--- TASK BRIEF ---
Search the material for the string "score" and copy each line where it occurs.

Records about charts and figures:
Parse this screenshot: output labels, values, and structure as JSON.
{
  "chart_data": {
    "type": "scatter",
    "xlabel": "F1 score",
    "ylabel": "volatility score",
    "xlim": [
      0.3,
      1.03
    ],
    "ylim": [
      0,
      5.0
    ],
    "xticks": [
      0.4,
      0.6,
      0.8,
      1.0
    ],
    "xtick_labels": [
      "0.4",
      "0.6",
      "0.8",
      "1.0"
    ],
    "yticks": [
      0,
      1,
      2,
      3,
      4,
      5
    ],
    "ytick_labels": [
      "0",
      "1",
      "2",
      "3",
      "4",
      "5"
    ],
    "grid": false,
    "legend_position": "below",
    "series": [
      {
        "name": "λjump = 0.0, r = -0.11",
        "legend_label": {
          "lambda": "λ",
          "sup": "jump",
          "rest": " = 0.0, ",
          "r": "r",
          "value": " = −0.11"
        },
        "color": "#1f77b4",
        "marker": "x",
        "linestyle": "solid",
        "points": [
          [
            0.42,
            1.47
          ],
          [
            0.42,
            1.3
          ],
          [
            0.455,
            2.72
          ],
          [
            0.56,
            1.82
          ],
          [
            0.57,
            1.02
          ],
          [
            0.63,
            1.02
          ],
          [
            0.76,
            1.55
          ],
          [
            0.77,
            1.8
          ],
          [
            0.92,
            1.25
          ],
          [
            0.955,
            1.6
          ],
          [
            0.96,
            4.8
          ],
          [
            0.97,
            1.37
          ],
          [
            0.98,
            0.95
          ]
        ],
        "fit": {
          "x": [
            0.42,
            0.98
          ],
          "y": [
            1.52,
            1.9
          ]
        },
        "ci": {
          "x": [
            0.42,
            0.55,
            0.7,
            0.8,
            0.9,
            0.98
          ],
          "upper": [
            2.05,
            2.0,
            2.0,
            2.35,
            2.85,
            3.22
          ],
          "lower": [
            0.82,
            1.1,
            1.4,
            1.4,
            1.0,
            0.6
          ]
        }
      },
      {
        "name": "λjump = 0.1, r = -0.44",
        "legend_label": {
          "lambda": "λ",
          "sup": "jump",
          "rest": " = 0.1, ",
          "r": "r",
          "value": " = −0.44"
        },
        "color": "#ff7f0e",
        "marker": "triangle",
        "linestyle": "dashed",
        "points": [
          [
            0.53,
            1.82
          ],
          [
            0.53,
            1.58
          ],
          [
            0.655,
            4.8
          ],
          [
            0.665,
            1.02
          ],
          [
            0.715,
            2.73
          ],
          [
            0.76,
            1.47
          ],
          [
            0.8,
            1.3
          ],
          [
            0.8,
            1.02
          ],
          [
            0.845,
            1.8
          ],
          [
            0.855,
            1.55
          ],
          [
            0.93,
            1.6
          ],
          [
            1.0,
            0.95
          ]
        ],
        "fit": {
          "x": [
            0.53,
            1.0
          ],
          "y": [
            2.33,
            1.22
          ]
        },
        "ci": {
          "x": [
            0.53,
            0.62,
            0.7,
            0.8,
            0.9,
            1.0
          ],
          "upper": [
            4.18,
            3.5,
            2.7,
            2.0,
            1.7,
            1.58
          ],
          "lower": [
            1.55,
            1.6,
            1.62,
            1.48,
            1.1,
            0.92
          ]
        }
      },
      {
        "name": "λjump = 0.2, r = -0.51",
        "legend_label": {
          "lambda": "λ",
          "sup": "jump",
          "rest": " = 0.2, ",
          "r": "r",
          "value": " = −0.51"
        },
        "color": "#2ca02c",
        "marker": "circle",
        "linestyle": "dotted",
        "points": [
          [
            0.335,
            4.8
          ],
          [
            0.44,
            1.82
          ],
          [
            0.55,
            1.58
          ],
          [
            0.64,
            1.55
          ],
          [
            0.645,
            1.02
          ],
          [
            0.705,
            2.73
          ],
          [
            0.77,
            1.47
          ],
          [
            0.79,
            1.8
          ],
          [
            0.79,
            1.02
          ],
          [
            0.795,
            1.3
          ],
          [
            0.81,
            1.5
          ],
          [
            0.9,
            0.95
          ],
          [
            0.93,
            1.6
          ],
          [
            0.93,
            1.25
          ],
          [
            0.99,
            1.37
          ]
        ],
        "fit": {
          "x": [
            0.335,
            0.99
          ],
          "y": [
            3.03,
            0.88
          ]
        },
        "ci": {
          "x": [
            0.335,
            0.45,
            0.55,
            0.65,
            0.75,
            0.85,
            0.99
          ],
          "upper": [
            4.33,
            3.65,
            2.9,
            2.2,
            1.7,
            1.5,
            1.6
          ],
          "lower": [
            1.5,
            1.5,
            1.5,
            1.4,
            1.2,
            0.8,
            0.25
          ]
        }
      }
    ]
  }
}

--- EXPECTED OUTPUT ---
    "xlabel": "F1 score",
    "ylabel": "volatility score",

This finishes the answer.